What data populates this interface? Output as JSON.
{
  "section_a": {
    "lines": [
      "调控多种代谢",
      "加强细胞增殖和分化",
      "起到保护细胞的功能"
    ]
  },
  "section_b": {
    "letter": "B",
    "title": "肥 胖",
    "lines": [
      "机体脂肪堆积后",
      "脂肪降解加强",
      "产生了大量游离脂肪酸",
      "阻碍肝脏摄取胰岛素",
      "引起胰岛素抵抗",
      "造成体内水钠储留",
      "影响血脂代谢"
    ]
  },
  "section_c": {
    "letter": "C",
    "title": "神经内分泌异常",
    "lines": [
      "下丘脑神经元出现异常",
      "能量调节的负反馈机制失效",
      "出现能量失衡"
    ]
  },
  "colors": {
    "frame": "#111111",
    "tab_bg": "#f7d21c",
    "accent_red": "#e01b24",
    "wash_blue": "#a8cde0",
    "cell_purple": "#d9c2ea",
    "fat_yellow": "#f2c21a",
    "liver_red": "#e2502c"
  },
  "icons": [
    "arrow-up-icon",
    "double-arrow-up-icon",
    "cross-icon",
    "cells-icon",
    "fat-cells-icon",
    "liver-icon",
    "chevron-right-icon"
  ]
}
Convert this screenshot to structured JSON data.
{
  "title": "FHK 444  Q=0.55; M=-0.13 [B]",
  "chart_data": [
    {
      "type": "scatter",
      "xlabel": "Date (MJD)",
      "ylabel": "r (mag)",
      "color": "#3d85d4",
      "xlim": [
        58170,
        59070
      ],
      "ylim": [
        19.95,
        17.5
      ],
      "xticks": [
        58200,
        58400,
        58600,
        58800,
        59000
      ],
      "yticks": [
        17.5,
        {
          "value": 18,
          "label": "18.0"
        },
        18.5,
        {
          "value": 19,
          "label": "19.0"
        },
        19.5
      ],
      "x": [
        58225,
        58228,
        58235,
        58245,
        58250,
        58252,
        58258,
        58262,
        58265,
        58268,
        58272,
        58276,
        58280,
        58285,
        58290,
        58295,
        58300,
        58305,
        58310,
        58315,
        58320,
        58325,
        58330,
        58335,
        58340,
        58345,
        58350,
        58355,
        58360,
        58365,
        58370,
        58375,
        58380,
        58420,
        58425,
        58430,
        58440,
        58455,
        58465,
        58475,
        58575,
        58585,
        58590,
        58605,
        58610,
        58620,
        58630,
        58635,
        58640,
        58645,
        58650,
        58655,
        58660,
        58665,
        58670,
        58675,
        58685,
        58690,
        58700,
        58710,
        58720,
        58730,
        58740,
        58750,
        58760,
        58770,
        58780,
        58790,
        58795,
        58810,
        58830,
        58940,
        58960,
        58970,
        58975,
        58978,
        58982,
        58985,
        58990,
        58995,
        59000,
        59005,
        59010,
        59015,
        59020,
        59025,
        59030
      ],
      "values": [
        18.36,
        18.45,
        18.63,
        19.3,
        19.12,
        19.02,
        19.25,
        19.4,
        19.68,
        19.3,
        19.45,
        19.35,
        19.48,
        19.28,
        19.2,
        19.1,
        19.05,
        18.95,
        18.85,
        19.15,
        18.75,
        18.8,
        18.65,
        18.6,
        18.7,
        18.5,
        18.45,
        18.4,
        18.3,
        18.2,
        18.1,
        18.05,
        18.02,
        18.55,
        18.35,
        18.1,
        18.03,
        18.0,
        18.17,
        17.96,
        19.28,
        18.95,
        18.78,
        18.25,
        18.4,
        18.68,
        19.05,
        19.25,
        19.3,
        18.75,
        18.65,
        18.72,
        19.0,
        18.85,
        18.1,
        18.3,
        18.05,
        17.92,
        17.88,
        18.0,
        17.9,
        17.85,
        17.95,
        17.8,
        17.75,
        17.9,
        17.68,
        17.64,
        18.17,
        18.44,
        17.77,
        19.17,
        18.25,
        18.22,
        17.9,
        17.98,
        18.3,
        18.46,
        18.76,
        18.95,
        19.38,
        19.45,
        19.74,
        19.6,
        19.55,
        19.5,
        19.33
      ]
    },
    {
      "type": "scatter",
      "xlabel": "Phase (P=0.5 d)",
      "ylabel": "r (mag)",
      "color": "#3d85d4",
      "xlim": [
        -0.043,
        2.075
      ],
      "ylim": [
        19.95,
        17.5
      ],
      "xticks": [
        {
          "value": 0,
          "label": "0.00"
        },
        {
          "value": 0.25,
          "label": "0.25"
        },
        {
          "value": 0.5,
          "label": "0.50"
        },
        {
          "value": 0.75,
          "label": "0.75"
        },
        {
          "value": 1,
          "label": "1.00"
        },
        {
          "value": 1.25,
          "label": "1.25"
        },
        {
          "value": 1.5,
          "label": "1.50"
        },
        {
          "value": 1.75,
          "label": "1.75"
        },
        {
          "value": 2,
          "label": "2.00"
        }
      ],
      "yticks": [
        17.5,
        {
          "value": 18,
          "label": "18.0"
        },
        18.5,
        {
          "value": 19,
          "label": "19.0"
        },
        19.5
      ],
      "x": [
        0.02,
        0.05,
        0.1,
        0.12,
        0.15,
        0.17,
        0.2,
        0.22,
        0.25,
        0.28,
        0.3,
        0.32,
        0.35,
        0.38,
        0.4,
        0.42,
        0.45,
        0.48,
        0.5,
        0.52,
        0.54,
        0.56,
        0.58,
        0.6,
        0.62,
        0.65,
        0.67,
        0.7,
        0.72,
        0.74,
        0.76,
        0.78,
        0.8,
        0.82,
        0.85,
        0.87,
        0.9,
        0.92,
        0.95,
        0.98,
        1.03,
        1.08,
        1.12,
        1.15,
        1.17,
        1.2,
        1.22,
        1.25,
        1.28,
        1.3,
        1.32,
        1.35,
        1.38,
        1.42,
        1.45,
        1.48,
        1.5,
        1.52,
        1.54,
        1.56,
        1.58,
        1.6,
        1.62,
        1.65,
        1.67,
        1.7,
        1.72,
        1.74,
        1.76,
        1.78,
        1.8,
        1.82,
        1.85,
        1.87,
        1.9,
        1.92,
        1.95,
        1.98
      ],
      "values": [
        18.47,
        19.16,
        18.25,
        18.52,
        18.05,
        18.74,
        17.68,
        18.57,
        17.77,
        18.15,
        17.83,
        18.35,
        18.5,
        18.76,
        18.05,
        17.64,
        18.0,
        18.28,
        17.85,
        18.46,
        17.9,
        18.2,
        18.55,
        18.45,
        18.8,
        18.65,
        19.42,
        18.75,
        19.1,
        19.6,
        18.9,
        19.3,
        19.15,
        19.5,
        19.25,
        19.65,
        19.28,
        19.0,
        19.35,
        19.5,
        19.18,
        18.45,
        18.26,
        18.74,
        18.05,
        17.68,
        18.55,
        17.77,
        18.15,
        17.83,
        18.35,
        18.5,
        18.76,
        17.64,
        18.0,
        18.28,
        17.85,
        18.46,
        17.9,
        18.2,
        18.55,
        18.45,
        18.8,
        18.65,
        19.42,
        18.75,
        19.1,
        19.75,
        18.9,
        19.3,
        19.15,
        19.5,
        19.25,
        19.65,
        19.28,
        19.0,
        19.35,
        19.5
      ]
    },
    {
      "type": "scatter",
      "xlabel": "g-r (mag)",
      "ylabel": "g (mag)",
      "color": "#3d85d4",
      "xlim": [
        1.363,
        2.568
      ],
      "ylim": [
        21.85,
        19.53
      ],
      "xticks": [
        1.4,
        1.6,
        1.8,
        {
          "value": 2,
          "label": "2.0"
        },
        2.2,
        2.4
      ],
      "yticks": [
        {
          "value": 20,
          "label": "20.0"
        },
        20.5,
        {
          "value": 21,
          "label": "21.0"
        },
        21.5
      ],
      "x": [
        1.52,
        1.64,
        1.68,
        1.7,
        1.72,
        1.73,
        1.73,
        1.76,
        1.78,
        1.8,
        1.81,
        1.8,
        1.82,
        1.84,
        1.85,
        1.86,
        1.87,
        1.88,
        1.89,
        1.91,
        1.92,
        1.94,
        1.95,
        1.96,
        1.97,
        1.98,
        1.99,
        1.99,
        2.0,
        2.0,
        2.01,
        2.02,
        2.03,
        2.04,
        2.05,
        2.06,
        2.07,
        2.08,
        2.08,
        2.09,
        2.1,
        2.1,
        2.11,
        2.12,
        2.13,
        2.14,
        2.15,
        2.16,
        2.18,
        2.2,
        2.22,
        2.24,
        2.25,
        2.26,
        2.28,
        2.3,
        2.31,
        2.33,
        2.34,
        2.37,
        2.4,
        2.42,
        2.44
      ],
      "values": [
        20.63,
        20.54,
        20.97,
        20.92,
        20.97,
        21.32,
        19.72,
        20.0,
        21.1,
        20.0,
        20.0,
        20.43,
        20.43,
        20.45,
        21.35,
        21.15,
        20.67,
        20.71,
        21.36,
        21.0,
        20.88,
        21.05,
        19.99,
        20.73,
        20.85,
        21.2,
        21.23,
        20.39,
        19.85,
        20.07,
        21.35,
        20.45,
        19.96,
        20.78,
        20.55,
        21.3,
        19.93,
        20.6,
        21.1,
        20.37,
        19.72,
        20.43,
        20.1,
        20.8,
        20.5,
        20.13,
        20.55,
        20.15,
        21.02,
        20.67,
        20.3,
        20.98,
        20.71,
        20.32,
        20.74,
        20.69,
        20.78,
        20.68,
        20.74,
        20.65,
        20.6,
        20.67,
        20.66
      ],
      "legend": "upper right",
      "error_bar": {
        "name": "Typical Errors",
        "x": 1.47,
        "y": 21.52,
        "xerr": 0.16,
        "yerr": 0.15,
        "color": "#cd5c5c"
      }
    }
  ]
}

========================

Extract every line above containing the word "xlabel".

Final result:
      "xlabel": "Date (MJD)",
      "xlabel": "Phase (P=0.5 d)",
      "xlabel": "g-r (mag)",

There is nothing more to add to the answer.